REQUIRED WORK
Your task is to output the entries below word for word.

RECORDED DATA
--*--

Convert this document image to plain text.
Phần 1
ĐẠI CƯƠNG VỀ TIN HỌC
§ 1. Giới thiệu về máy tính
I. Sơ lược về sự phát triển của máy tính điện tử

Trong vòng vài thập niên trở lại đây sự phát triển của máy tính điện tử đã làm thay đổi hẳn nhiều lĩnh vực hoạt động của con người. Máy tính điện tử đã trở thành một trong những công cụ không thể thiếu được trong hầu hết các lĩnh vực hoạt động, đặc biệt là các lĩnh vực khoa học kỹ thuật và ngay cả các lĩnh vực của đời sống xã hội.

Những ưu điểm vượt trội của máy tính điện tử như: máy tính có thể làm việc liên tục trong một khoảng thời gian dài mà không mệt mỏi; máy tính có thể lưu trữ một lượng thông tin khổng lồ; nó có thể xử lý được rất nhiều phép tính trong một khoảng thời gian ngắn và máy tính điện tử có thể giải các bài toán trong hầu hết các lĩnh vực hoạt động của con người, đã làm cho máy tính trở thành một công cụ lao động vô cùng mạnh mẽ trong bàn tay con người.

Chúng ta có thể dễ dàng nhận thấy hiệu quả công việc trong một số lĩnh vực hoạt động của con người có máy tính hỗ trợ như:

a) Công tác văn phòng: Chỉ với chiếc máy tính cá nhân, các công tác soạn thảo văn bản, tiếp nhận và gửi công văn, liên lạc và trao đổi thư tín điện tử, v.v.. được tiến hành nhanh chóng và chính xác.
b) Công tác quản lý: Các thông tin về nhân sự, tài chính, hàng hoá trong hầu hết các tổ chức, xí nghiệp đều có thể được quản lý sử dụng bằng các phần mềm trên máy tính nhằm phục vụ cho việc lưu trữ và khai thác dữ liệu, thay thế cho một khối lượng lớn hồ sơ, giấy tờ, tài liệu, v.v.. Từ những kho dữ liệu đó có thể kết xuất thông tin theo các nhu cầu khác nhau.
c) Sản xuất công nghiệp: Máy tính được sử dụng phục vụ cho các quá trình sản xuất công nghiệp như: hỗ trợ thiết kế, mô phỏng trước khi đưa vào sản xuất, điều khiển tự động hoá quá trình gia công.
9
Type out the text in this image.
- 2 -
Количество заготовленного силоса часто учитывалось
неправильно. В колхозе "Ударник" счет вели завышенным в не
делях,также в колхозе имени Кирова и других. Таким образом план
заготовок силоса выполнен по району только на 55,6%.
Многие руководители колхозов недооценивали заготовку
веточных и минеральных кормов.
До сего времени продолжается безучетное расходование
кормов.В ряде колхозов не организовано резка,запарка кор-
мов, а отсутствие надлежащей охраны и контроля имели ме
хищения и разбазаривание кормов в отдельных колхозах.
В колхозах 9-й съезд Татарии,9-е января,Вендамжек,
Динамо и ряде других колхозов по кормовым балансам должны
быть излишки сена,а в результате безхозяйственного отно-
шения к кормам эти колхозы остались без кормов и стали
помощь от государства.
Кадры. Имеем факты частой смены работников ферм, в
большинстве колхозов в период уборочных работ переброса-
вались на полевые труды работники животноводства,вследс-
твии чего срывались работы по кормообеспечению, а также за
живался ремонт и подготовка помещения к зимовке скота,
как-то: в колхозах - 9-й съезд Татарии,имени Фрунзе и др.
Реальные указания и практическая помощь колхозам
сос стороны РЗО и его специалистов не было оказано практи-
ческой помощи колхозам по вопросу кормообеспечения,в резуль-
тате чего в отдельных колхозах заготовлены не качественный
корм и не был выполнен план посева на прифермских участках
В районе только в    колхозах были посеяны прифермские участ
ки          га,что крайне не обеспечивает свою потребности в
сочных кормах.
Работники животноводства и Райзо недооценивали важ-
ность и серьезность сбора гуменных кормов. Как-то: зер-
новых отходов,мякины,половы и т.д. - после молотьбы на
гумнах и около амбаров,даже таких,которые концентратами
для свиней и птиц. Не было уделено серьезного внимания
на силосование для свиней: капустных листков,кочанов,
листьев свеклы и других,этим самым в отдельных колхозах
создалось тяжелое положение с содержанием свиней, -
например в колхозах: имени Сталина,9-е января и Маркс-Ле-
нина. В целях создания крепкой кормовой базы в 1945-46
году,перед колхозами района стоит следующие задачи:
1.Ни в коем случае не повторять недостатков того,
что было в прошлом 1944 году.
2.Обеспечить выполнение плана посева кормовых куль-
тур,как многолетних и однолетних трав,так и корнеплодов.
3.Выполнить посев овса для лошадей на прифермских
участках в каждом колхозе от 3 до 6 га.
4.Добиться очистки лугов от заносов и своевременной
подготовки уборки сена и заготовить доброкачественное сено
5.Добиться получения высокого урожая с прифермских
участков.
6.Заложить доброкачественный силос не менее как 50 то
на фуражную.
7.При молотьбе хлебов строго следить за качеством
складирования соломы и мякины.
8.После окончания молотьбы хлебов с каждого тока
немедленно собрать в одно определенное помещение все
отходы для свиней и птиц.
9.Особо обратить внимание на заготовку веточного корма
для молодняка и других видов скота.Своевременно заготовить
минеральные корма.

--*--

ANSWER
Convert this document image to plain text.
Phần 1
ĐẠI CƯƠNG VỀ TIN HỌC
§ 1. Giới thiệu về máy tính
I. Sơ lược về sự phát triển của máy tính điện tử

Trong vòng vài thập niên trở lại đây sự phát triển của máy tính điện tử đã làm thay đổi hẳn nhiều lĩnh vực hoạt động của con người. Máy tính điện tử đã trở thành một trong những công cụ không thể thiếu được trong hầu hết các lĩnh vực hoạt động, đặc biệt là các lĩnh vực khoa học kỹ thuật và ngay cả các lĩnh vực của đời sống xã hội.

Những ưu điểm vượt trội của máy tính điện tử như: máy tính có thể làm việc liên tục trong một khoảng thời gian dài mà không mệt mỏi; máy tính có thể lưu trữ một lượng thông tin khổng lồ; nó có thể xử lý được rất nhiều phép tính trong một khoảng thời gian ngắn và máy tính điện tử có thể giải các bài toán trong hầu hết các lĩnh vực hoạt động của con người, đã làm cho máy tính trở thành một công cụ lao động vô cùng mạnh mẽ trong bàn tay con người.

Chúng ta có thể dễ dàng nhận thấy hiệu quả công việc trong một số lĩnh vực hoạt động của con người có máy tính hỗ trợ như:

a) Công tác văn phòng: Chỉ với chiếc máy tính cá nhân, các công tác soạn thảo văn bản, tiếp nhận và gửi công văn, liên lạc và trao đổi thư tín điện tử, v.v.. được tiến hành nhanh chóng và chính xác.
b) Công tác quản lý: Các thông tin về nhân sự, tài chính, hàng hoá trong hầu hết các tổ chức, xí nghiệp đều có thể được quản lý sử dụng bằng các phần mềm trên máy tính nhằm phục vụ cho việc lưu trữ và khai thác dữ liệu, thay thế cho một khối lượng lớn hồ sơ, giấy tờ, tài liệu, v.v.. Từ những kho dữ liệu đó có thể kết xuất thông tin theo các nhu cầu khác nhau.
c) Sản xuất công nghiệp: Máy tính được sử dụng phục vụ cho các quá trình sản xuất công nghiệp như: hỗ trợ thiết kế, mô phỏng trước khi đưa vào sản xuất, điều khiển tự động hoá quá trình gia công.
9
Type out the text in this image.
- 2 -
Количество заготовленного силоса часто учитывалось
неправильно. В колхозе "Ударник" счет вели завышенным в не
делях,также в колхозе имени Кирова и других. Таким образом план
заготовок силоса выполнен по району только на 55,6%.
Многие руководители колхозов недооценивали заготовку
веточных и минеральных кормов.
До сего времени продолжается безучетное расходование
кормов.В ряде колхозов не организовано резка,запарка кор-
мов, а отсутствие надлежащей охраны и контроля имели ме
хищения и разбазаривание кормов в отдельных колхозах.
В колхозах 9-й съезд Татарии,9-е января,Вендамжек,
Динамо и ряде других колхозов по кормовым балансам должны
быть излишки сена,а в результате безхозяйственного отно-
шения к кормам эти колхозы остались без кормов и стали
помощь от государства.
Кадры. Имеем факты частой смены работников ферм, в
большинстве колхозов в период уборочных работ переброса-
вались на полевые труды работники животноводства,вследс-
твии чего срывались работы по кормообеспечению, а также за
живался ремонт и подготовка помещения к зимовке скота,
как-то: в колхозах - 9-й съезд Татарии,имени Фрунзе и др.
Реальные указания и практическая помощь колхозам
сос стороны РЗО и его специалистов не было оказано практи-
ческой помощи колхозам по вопросу кормообеспечения,в резуль-
тате чего в отдельных колхозах заготовлены не качественный
корм и не был выполнен план посева на прифермских участках
В районе только в    колхозах были посеяны прифермские участ
ки          га,что крайне не обеспечивает свою потребности в
сочных кормах.
Работники животноводства и Райзо недооценивали важ-
ность и серьезность сбора гуменных кормов. Как-то: зер-
новых отходов,мякины,половы и т.д. - после молотьбы на
гумнах и около амбаров,даже таких,которые концентратами
для свиней и птиц. Не было уделено серьезного внимания
на силосование для свиней: капустных листков,кочанов,
листьев свеклы и других,этим самым в отдельных колхозах
создалось тяжелое положение с содержанием свиней, -
например в колхозах: имени Сталина,9-е января и Маркс-Ле-
нина. В целях создания крепкой кормовой базы в 1945-46
году,перед колхозами района стоит следующие задачи:
1.Ни в коем случае не повторять недостатков того,
что было в прошлом 1944 году.
2.Обеспечить выполнение плана посева кормовых куль-
тур,как многолетних и однолетних трав,так и корнеплодов.
3.Выполнить посев овса для лошадей на прифермских
участках в каждом колхозе от 3 до 6 га.
4.Добиться очистки лугов от заносов и своевременной
подготовки уборки сена и заготовить доброкачественное сено
5.Добиться получения высокого урожая с прифермских
участков.
6.Заложить доброкачественный силос не менее как 50 то
на фуражную.
7.При молотьбе хлебов строго следить за качеством
складирования соломы и мякины.
8.После окончания молотьбы хлебов с каждого тока
немедленно собрать в одно определенное помещение все
отходы для свиней и птиц.
9.Особо обратить внимание на заготовку веточного корма
для молодняка и других видов скота.Своевременно заготовить
минеральные корма.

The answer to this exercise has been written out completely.